[[ TEXT BLOCK open ]]

Finally, the identified hub proteins and regulatory biomolecules may provide potentials sources of non-invasive biomarkers which could be used in targeting drugs against IPF and early diagnosis of this disease. In vitro and in vivo experimental evidences also suggested their potential roles and connections with IPF and other related lung diseases. This study suggests (UBC, PTEN, SOS1, PTK2, FGFR1, YAP1, FOXO1, RACK1, BMP4 and CD44) as the best proteome signatures, (E2F1, STAT3, PPARG, MEF2A, FOXC1, GATA3, YY1, GATA2, NFKB1, and FOXL1) as the best transcription regulatory signatures, and (hsa-mir-155-5p, hsa-mir-16-5p, hsa-mir-17-5p, hsa-mir-19a-3p, hsa-mir-192-5p, hsa-mir-92a-3p, hsa-mir-26b-5p, hsa-mir-335-5p, hsa-mir-124-3p, and hsa-let-7b-5p) as the best post-transcription regulatory signatures in IPF within the selected strategies employed in the exploration of biomarkers.
5. Conclusion
The underlying mechanism of IPF is poorly understood and this is the major hindrance to develop effective drug and early diagnosis method. In this study network-based approach has been utilized to analyze microarray data in order to identify potential transcriptome, proteome and regulatory signatures. Different hub genes involved in apoptic process, transcription, inflammatory responses, extracellular matrix organization have been identified to play key role. Thereafter multiple hub proteins, transcription factors and micro RNAs playing crucial roles in IPF and other related lung diseases were also identified and these findings were supported by other available laboratory experimental data. We suggest further exploration and possible laboratory experiments with the identified signatures to confirm their superiority in the diagnosis and drug targeting against IPF. Hopefully, this study will raise research interest among researchers and contribute in the discovery of non-invasive and effective biomarkers and potential drug targets.
Data Availability
Authors made all data generated during experiment and analysis available in the manuscript.
Conflict of Interest
Authors declare that there is no conflict of interest regarding the publication of this manuscript.
Funding Statement
Authors received no funding from external sources.
Data Availability Statement
All the data generated and analyzed are summarized in this manuscript.
Acknowledgement
Authors are thankful to the members of Swift Integrity Computational Lab, Dhaka, Bangladesh.

[[ TEXT BLOCK closed ]]
[[ DATA FOR ANALYSIS open ]]

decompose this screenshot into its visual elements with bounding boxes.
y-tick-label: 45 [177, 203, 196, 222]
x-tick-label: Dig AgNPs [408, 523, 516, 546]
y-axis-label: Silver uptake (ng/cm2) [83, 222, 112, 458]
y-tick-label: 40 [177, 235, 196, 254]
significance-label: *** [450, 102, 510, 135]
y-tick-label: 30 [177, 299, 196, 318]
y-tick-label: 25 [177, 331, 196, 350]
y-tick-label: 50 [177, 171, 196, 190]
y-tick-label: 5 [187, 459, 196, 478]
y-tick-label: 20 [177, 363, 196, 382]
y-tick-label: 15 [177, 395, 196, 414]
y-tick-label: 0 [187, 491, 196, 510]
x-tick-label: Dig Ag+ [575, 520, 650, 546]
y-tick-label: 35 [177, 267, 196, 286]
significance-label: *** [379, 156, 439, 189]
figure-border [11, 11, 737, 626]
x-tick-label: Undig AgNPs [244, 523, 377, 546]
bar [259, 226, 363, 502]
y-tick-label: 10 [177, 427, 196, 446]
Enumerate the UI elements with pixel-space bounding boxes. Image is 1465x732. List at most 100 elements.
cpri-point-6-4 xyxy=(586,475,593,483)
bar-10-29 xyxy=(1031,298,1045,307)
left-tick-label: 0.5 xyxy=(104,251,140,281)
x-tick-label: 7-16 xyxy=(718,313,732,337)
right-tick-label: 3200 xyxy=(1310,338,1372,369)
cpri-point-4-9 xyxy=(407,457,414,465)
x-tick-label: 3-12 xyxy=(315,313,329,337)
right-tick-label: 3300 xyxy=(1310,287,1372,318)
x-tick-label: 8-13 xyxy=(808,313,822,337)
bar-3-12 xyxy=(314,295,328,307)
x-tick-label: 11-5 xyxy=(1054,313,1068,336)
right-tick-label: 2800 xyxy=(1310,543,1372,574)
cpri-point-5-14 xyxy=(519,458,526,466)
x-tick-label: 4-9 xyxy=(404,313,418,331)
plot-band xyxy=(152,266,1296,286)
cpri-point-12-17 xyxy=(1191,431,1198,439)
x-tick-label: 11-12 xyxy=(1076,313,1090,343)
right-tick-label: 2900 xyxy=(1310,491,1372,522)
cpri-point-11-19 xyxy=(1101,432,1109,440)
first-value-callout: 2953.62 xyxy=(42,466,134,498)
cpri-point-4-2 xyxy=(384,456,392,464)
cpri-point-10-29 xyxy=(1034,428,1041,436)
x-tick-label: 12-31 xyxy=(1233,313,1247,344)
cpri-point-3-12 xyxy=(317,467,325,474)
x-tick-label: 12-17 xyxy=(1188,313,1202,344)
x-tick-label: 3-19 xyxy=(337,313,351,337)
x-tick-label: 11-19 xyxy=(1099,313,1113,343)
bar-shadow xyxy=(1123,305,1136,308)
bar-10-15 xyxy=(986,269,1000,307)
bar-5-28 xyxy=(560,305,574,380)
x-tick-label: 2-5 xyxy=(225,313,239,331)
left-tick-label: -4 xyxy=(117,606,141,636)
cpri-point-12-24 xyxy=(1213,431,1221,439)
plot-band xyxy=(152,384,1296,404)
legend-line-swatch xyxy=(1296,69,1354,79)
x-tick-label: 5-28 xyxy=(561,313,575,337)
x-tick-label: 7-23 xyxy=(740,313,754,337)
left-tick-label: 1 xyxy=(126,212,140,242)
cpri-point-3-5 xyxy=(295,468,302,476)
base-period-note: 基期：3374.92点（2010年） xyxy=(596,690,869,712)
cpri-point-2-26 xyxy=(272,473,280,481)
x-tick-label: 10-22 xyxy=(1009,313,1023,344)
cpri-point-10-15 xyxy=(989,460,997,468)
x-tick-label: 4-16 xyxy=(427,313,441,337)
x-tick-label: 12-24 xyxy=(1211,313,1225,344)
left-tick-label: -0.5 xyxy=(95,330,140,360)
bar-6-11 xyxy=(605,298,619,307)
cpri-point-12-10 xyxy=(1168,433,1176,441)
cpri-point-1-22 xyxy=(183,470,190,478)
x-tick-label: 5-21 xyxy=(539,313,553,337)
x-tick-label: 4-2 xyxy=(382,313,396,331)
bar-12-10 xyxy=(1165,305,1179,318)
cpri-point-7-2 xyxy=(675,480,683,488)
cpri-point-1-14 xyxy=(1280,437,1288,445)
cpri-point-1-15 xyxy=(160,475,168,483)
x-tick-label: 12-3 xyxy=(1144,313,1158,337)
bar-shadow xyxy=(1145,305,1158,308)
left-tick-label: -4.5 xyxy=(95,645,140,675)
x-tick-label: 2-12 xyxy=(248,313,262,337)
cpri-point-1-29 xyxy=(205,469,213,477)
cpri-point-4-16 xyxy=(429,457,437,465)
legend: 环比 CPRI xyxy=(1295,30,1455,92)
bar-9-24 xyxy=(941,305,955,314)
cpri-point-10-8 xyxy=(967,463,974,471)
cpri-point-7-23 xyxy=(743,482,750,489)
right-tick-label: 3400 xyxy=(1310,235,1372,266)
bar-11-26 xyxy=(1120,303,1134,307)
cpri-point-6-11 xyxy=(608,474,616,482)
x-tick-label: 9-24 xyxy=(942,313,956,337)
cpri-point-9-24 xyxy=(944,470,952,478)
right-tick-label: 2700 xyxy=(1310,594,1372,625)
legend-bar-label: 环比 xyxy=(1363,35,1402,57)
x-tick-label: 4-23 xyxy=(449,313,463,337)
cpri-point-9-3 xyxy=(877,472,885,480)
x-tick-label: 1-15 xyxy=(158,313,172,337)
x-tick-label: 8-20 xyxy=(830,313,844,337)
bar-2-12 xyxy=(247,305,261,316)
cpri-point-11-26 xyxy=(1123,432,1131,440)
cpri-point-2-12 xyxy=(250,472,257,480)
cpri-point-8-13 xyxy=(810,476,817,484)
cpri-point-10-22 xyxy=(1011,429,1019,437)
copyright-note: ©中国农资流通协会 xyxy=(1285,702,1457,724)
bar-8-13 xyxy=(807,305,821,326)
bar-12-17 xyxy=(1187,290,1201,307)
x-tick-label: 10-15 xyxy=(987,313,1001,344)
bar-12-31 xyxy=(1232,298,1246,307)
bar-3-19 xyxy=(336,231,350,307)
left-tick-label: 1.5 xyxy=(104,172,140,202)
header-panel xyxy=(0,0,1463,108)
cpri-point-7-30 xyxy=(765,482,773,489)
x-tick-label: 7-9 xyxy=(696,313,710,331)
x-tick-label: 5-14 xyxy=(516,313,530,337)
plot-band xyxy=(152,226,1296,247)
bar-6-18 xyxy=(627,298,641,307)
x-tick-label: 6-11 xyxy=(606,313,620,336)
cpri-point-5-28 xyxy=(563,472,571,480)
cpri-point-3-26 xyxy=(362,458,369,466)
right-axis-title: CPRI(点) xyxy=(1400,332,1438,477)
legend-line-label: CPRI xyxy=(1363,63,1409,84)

[[ DATA FOR ANALYSIS closed ]]

REQUIRED WORK
In the IPF text above, what kind of approach was used to analyze the microarray data?

SOLVED PROBLEM
A network-based approach.